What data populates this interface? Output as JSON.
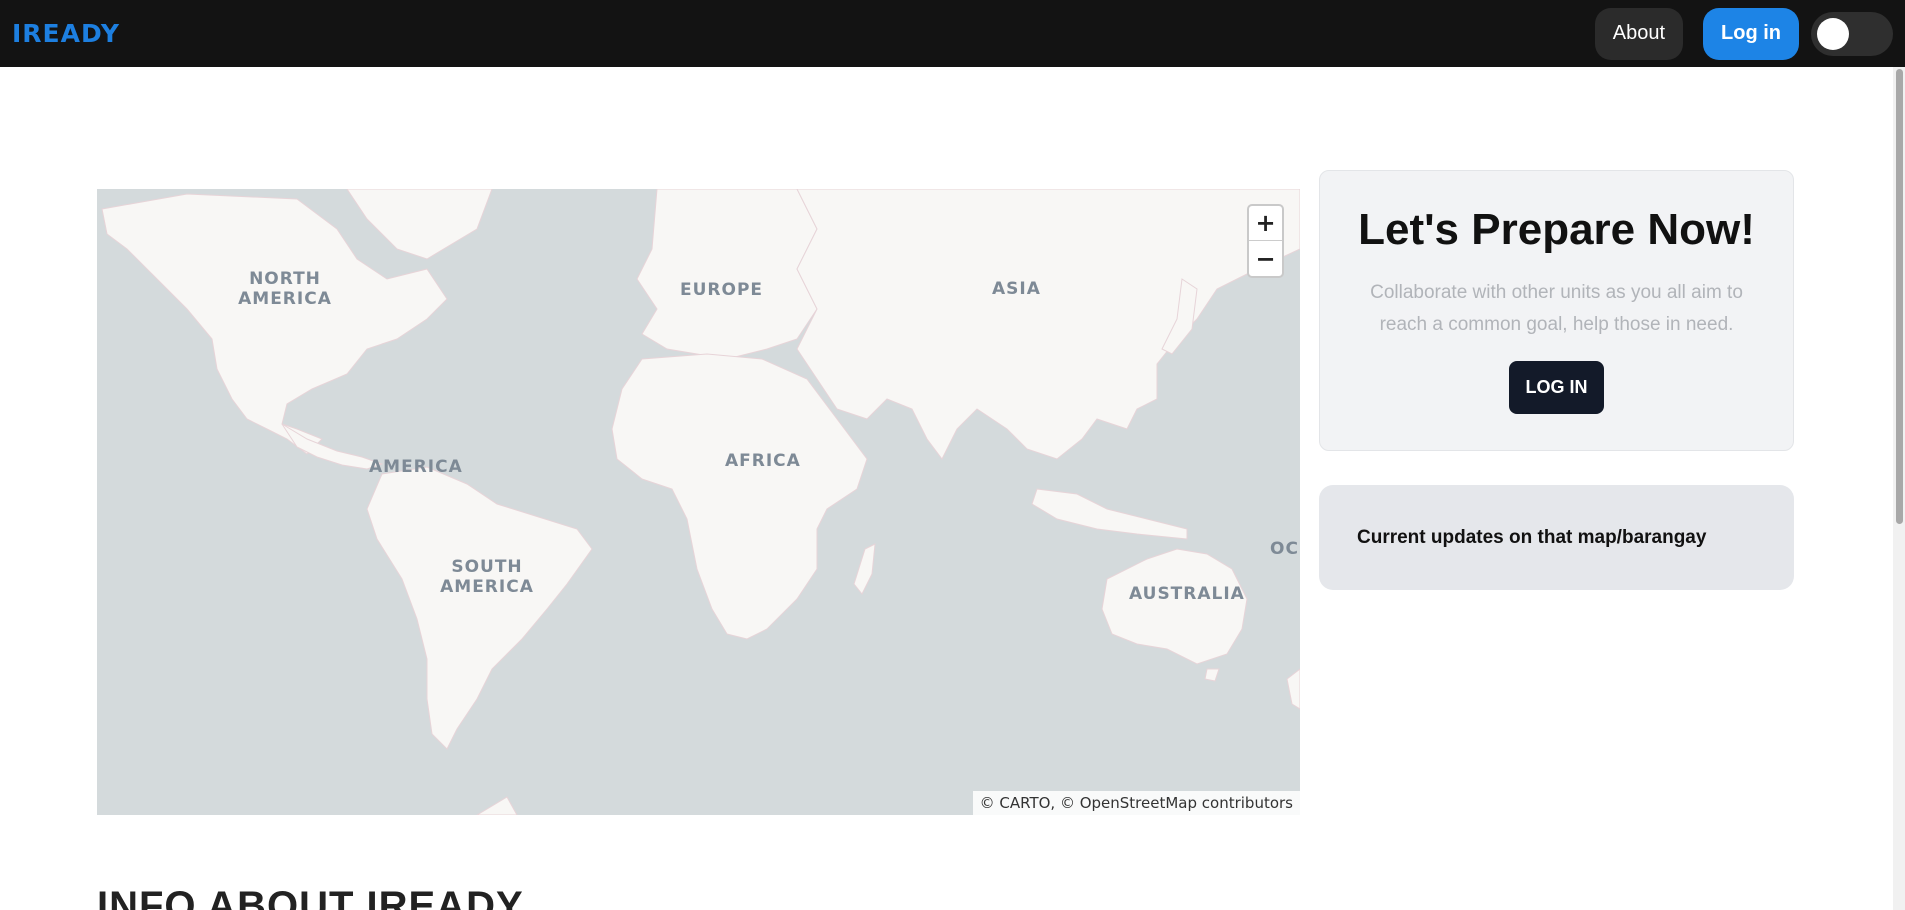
{
  "navbar": {
    "brand": "IREADY",
    "about_label": "About",
    "login_label": "Log in",
    "theme_toggle_icon": "toggle-switch-icon"
  },
  "map": {
    "zoom_in_label": "+",
    "zoom_out_label": "−",
    "attribution": "© CARTO, © OpenStreetMap contributors",
    "labels": {
      "north_america": "NORTH\nAMERICA",
      "europe": "EUROPE",
      "asia": "ASIA",
      "america": "AMERICA",
      "africa": "AFRICA",
      "south_america": "SOUTH\nAMERICA",
      "australia": "AUSTRALIA",
      "oc": "OC"
    },
    "colors": {
      "water": "#d4dadc",
      "land": "#f8f7f5",
      "borders": "#e7c9cf"
    }
  },
  "hero": {
    "title": "Let's Prepare Now!",
    "subtitle": "Collaborate with other units as you all aim to reach a common goal, help those in need.",
    "button_label": "LOG IN"
  },
  "updates": {
    "text": "Current updates on that map/barangay"
  },
  "info_section": {
    "heading": "INFO ABOUT IREADY"
  },
  "colors": {
    "nav_bg": "#131313",
    "brand": "#1d7fe0",
    "accent": "#1d84e6",
    "hero_button": "#131a29"
  }
}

________________________________________

- **TASK TO COMPLETE**:
Every line is to be duplicated exactly, though pictures stay out.

- **TASK RESULT**:
What data populates this interface? Output as JSON.
{
  "navbar": {
    "brand": "IREADY",
    "about_label": "About",
    "login_label": "Log in",
    "theme_toggle_icon": "toggle-switch-icon"
  },
  "map": {
    "zoom_in_label": "+",
    "zoom_out_label": "−",
    "attribution": "© CARTO, © OpenStreetMap contributors",
    "labels": {
      "north_america": "NORTH\nAMERICA",
      "europe": "EUROPE",
      "asia": "ASIA",
      "america": "AMERICA",
      "africa": "AFRICA",
      "south_america": "SOUTH\nAMERICA",
      "australia": "AUSTRALIA",
      "oc": "OC"
    },
    "colors": {
      "water": "#d4dadc",
      "land": "#f8f7f5",
      "borders": "#e7c9cf"
    }
  },
  "hero": {
    "title": "Let's Prepare Now!",
    "subtitle": "Collaborate with other units as you all aim to reach a common goal, help those in need.",
    "button_label": "LOG IN"
  },
  "updates": {
    "text": "Current updates on that map/barangay"
  },
  "info_section": {
    "heading": "INFO ABOUT IREADY"
  },
  "colors": {
    "nav_bg": "#131313",
    "brand": "#1d7fe0",
    "accent": "#1d84e6",
    "hero_button": "#131a29"
  }
}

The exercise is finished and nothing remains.